- _VOTRE TÂCHE_: Extrayez telles quelles les lignes des entrées, depuis le début jusqu'à la ligne qui contient « - y-tick-label: 0.1: [1920, 519, 1940, 536] », celle-ci comprise.

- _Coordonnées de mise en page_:
__________

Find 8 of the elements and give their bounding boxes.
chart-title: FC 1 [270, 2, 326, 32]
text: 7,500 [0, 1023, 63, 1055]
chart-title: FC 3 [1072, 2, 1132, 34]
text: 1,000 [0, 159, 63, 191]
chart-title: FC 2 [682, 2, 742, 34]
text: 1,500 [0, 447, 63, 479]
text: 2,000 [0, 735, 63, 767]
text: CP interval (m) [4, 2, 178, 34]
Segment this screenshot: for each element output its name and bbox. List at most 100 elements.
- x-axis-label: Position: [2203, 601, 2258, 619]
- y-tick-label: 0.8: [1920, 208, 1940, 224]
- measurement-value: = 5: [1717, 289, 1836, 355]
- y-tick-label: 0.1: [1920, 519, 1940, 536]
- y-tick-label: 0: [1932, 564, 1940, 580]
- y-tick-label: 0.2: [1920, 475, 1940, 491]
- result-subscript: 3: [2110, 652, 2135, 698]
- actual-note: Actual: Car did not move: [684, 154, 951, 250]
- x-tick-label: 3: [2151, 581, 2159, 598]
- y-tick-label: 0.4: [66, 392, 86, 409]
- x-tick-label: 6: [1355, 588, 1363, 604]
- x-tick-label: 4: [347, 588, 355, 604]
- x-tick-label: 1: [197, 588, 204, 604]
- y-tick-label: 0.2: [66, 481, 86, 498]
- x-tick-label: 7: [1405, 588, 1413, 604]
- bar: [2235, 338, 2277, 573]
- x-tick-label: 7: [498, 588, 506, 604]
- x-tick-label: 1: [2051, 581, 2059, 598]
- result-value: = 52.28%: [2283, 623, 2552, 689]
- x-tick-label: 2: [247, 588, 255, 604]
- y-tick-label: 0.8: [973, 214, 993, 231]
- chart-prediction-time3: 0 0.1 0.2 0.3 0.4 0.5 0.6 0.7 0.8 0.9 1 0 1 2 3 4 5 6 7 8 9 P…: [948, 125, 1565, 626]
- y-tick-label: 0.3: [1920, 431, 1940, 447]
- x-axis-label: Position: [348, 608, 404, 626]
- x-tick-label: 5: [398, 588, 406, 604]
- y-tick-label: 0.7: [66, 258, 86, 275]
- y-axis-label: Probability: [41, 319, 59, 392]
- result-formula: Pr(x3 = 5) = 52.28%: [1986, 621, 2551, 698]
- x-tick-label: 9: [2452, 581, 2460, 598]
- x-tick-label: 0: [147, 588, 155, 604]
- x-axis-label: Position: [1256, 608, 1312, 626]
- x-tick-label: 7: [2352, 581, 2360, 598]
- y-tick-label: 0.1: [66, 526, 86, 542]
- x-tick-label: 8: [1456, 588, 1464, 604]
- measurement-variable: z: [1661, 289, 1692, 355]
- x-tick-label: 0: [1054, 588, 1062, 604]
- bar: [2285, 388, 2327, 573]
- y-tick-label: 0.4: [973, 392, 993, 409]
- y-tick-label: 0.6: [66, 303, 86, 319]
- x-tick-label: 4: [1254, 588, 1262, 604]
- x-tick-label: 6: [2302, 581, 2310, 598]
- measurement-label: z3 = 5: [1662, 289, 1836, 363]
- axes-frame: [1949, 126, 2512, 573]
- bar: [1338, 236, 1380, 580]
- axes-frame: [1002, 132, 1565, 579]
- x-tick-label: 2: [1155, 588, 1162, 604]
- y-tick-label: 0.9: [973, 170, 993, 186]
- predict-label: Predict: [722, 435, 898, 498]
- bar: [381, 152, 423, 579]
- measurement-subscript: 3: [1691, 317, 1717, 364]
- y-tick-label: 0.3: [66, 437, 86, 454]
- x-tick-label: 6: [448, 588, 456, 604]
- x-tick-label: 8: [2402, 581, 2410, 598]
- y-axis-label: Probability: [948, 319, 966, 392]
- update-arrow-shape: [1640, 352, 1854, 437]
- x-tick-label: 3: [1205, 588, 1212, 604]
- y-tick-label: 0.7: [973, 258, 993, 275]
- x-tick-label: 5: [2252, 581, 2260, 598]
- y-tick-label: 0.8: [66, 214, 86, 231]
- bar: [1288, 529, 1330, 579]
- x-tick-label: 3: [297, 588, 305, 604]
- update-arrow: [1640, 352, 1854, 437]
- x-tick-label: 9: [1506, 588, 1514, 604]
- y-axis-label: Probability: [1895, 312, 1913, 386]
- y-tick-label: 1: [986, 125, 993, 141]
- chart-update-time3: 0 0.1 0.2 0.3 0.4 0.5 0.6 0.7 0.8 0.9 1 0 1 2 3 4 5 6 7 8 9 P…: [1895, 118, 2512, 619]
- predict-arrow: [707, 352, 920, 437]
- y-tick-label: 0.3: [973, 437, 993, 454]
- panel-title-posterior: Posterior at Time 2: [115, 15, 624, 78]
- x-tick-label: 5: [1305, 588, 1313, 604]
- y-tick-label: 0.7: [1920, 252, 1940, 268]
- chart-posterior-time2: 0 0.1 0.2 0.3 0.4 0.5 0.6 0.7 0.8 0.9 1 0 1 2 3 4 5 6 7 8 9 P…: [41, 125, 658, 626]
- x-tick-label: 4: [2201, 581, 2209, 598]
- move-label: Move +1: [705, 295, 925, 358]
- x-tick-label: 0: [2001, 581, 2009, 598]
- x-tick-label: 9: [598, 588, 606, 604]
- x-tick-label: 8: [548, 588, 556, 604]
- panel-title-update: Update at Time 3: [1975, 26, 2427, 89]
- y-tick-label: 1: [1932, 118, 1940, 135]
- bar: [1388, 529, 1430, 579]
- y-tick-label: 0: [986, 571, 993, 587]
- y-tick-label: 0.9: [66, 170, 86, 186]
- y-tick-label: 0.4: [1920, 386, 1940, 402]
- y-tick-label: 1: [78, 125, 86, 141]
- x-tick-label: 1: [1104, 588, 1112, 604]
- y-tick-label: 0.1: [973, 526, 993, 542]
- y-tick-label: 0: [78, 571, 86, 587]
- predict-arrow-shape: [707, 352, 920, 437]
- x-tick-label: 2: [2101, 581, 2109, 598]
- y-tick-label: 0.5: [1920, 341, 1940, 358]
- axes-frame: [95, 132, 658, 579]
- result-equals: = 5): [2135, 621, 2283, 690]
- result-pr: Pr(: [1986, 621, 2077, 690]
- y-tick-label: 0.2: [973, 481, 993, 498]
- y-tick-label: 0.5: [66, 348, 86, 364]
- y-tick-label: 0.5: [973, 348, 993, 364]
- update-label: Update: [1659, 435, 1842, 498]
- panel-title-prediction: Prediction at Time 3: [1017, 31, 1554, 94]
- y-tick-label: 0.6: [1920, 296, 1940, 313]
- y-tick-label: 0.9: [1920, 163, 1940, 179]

__________

- _RÉPONSE ATTENDUE_:
Find 8 of the elements and give their bounding boxes.
chart-title: FC 1 [270, 2, 326, 32]
text: 7,500 [0, 1023, 63, 1055]
chart-title: FC 3 [1072, 2, 1132, 34]
text: 1,000 [0, 159, 63, 191]
chart-title: FC 2 [682, 2, 742, 34]
text: 1,500 [0, 447, 63, 479]
text: 2,000 [0, 735, 63, 767]
text: CP interval (m) [4, 2, 178, 34]
Segment this screenshot: for each element output its name and bbox. List at most 100 elements.
- x-axis-label: Position: [2203, 601, 2258, 619]
- y-tick-label: 0.8: [1920, 208, 1940, 224]
- measurement-value: = 5: [1717, 289, 1836, 355]
- y-tick-label: 0.1: [1920, 519, 1940, 536]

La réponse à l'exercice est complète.